What to work on: Reproduce all of the data word for word.

Records contained in a dataset:
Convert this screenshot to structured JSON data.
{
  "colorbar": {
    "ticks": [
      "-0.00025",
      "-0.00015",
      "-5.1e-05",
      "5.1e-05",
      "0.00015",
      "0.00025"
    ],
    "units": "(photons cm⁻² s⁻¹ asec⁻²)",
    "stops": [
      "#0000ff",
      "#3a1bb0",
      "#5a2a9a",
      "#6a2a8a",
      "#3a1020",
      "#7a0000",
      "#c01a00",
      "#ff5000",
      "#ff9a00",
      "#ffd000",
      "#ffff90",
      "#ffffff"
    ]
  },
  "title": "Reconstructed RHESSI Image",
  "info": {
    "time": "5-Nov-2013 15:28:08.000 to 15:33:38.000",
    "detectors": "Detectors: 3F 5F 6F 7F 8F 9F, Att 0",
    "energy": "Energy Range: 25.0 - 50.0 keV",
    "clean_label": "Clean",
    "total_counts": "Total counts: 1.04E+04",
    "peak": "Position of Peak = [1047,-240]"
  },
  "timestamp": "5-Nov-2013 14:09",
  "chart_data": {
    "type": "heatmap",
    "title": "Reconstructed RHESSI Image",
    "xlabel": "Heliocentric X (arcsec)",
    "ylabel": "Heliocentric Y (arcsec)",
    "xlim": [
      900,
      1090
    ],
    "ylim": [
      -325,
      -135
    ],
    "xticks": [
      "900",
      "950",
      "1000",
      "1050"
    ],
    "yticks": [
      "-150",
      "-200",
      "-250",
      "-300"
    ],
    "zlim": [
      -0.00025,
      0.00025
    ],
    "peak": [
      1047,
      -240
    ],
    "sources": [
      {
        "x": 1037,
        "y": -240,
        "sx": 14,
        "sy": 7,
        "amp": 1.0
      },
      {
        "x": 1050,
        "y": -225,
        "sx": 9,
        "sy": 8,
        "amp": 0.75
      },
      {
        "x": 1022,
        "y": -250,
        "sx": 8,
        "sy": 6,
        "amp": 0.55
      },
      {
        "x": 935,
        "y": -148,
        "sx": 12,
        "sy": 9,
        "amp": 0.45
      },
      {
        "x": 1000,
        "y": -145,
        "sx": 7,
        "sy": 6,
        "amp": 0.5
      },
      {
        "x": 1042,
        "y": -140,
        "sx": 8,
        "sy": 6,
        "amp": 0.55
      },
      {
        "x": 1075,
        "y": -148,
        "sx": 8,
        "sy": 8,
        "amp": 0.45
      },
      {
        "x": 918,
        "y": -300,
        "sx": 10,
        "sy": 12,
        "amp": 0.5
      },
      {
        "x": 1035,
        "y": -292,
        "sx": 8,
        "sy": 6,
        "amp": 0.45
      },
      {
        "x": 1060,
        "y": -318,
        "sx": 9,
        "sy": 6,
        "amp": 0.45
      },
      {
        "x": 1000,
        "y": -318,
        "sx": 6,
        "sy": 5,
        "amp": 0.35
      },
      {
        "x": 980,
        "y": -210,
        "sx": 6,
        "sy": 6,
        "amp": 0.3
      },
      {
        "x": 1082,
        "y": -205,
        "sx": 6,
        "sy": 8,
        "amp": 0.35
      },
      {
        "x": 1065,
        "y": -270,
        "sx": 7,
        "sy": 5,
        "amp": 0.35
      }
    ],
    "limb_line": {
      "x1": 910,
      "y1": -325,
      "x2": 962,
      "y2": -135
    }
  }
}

Result for this exercise:
Convert this screenshot to structured JSON data.
{
  "colorbar": {
    "ticks": [
      "-0.00025",
      "-0.00015",
      "-5.1e-05",
      "5.1e-05",
      "0.00015",
      "0.00025"
    ],
    "units": "(photons cm⁻² s⁻¹ asec⁻²)",
    "stops": [
      "#0000ff",
      "#3a1bb0",
      "#5a2a9a",
      "#6a2a8a",
      "#3a1020",
      "#7a0000",
      "#c01a00",
      "#ff5000",
      "#ff9a00",
      "#ffd000",
      "#ffff90",
      "#ffffff"
    ]
  },
  "title": "Reconstructed RHESSI Image",
  "info": {
    "time": "5-Nov-2013 15:28:08.000 to 15:33:38.000",
    "detectors": "Detectors: 3F 5F 6F 7F 8F 9F, Att 0",
    "energy": "Energy Range: 25.0 - 50.0 keV",
    "clean_label": "Clean",
    "total_counts": "Total counts: 1.04E+04",
    "peak": "Position of Peak = [1047,-240]"
  },
  "timestamp": "5-Nov-2013 14:09",
  "chart_data": {
    "type": "heatmap",
    "title": "Reconstructed RHESSI Image",
    "xlabel": "Heliocentric X (arcsec)",
    "ylabel": "Heliocentric Y (arcsec)",
    "xlim": [
      900,
      1090
    ],
    "ylim": [
      -325,
      -135
    ],
    "xticks": [
      "900",
      "950",
      "1000",
      "1050"
    ],
    "yticks": [
      "-150",
      "-200",
      "-250",
      "-300"
    ],
    "zlim": [
      -0.00025,
      0.00025
    ],
    "peak": [
      1047,
      -240
    ],
    "sources": [
      {
        "x": 1037,
        "y": -240,
        "sx": 14,
        "sy": 7,
        "amp": 1.0
      },
      {
        "x": 1050,
        "y": -225,
        "sx": 9,
        "sy": 8,
        "amp": 0.75
      },
      {
        "x": 1022,
        "y": -250,
        "sx": 8,
        "sy": 6,
        "amp": 0.55
      },
      {
        "x": 935,
        "y": -148,
        "sx": 12,
        "sy": 9,
        "amp": 0.45
      },
      {
        "x": 1000,
        "y": -145,
        "sx": 7,
        "sy": 6,
        "amp": 0.5
      },
      {
        "x": 1042,
        "y": -140,
        "sx": 8,
        "sy": 6,
        "amp": 0.55
      },
      {
        "x": 1075,
        "y": -148,
        "sx": 8,
        "sy": 8,
        "amp": 0.45
      },
      {
        "x": 918,
        "y": -300,
        "sx": 10,
        "sy": 12,
        "amp": 0.5
      },
      {
        "x": 1035,
        "y": -292,
        "sx": 8,
        "sy": 6,
        "amp": 0.45
      },
      {
        "x": 1060,
        "y": -318,
        "sx": 9,
        "sy": 6,
        "amp": 0.45
      },
      {
        "x": 1000,
        "y": -318,
        "sx": 6,
        "sy": 5,
        "amp": 0.35
      },
      {
        "x": 980,
        "y": -210,
        "sx": 6,
        "sy": 6,
        "amp": 0.3
      },
      {
        "x": 1082,
        "y": -205,
        "sx": 6,
        "sy": 8,
        "amp": 0.35
      },
      {
        "x": 1065,
        "y": -270,
        "sx": 7,
        "sy": 5,
        "amp": 0.35
      }
    ],
    "limb_line": {
      "x1": 910,
      "y1": -325,
      "x2": 962,
      "y2": -135
    }
  }
}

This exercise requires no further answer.